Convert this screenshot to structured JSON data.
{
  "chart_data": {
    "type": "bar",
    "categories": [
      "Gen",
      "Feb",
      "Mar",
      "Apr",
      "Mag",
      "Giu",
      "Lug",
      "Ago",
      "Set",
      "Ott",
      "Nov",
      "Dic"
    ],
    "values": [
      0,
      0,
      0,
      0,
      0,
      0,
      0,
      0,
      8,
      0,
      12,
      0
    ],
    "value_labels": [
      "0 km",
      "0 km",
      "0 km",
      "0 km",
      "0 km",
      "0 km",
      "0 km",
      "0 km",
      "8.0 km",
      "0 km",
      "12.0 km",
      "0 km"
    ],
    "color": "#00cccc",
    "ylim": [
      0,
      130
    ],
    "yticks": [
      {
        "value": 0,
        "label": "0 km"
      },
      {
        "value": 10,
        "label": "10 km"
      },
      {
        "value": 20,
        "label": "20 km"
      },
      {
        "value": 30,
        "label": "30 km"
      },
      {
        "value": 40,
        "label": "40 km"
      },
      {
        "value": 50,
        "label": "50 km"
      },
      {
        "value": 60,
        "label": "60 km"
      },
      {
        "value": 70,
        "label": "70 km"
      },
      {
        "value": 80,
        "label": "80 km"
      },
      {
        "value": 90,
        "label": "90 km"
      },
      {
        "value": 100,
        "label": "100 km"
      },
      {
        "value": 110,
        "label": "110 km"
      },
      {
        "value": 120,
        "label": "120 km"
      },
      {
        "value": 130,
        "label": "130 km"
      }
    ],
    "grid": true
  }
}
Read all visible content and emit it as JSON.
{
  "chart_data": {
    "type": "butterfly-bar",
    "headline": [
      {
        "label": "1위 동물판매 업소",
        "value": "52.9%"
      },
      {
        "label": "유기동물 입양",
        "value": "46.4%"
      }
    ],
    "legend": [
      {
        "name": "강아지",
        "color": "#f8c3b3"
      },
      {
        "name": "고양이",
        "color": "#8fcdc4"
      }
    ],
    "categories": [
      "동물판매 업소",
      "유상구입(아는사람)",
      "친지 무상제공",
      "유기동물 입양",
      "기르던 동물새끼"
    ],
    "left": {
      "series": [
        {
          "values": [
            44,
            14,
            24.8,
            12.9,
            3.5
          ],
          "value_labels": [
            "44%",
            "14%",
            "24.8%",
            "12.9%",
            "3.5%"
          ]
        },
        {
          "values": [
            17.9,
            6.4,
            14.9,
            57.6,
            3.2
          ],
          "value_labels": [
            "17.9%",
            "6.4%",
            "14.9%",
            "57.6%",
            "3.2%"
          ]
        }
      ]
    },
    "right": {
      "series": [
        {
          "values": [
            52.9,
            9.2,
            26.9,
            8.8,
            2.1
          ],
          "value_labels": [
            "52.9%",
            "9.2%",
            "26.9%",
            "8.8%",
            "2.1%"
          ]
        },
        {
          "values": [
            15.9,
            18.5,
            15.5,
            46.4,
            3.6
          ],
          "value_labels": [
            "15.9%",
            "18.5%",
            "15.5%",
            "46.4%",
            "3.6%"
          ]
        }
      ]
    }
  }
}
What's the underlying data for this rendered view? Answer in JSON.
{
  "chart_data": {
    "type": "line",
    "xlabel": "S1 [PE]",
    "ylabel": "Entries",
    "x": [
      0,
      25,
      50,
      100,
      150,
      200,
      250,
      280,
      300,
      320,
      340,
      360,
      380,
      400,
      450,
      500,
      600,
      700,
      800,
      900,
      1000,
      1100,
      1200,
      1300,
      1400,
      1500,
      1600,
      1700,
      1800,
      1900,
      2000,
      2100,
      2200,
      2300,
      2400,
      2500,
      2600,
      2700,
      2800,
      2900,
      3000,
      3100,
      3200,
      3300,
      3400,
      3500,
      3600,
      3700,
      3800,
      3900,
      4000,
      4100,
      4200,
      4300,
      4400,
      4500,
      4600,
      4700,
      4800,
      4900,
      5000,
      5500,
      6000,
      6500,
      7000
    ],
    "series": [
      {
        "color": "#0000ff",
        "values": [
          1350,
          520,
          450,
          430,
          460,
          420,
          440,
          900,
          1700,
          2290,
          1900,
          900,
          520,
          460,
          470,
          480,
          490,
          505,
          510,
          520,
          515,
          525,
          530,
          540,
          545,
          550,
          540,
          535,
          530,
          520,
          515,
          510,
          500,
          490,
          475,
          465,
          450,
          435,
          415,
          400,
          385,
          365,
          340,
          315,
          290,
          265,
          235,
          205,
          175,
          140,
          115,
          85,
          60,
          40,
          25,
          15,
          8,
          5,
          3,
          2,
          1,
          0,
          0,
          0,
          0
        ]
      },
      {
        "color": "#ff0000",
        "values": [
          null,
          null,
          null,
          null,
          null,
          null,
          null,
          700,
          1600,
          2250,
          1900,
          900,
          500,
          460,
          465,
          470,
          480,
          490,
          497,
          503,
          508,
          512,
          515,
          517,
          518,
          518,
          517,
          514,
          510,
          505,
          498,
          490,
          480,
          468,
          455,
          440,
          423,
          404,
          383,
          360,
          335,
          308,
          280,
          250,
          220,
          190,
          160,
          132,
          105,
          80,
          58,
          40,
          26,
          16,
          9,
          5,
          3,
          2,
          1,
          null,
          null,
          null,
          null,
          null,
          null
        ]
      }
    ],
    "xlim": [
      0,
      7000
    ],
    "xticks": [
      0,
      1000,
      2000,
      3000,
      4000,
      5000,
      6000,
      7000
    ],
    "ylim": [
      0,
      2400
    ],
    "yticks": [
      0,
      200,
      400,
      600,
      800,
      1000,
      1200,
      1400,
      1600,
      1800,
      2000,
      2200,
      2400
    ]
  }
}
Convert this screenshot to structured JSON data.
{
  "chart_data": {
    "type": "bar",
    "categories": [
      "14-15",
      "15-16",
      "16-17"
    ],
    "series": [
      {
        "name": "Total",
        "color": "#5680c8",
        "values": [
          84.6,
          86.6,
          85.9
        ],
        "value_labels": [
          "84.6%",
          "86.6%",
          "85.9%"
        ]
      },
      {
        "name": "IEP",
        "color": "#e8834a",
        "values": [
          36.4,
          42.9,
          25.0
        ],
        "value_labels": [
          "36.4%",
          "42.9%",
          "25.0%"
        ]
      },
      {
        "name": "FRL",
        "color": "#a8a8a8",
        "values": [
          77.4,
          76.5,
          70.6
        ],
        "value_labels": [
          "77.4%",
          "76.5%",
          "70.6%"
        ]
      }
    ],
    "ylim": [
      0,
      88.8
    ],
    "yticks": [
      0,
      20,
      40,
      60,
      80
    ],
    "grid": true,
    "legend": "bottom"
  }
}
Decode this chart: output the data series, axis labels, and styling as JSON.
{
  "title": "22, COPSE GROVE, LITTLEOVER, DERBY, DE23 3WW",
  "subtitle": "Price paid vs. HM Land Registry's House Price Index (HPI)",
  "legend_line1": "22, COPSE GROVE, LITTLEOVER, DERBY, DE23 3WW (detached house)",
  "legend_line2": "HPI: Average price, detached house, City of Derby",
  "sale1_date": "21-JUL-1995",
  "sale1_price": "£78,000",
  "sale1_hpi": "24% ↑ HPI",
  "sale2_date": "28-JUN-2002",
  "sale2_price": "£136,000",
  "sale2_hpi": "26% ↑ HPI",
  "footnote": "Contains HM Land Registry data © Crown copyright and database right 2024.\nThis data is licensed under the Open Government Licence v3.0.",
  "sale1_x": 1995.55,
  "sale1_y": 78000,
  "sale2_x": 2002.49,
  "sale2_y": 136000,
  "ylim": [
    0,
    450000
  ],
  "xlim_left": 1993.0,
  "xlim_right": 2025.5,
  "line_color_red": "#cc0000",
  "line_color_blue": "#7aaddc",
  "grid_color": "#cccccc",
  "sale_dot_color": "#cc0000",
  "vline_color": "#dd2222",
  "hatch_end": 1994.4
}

• What needs to be done
Show the lines of the data that hold the word "JSON".

• Problem solution
Convert this screenshot to structured JSON data.
Read all visible content and emit it as JSON.
What's the underlying data for this rendered view? Answer in JSON.
Convert this screenshot to structured JSON data.
Decode this chart: output the data series, axis labels, and styling as JSON.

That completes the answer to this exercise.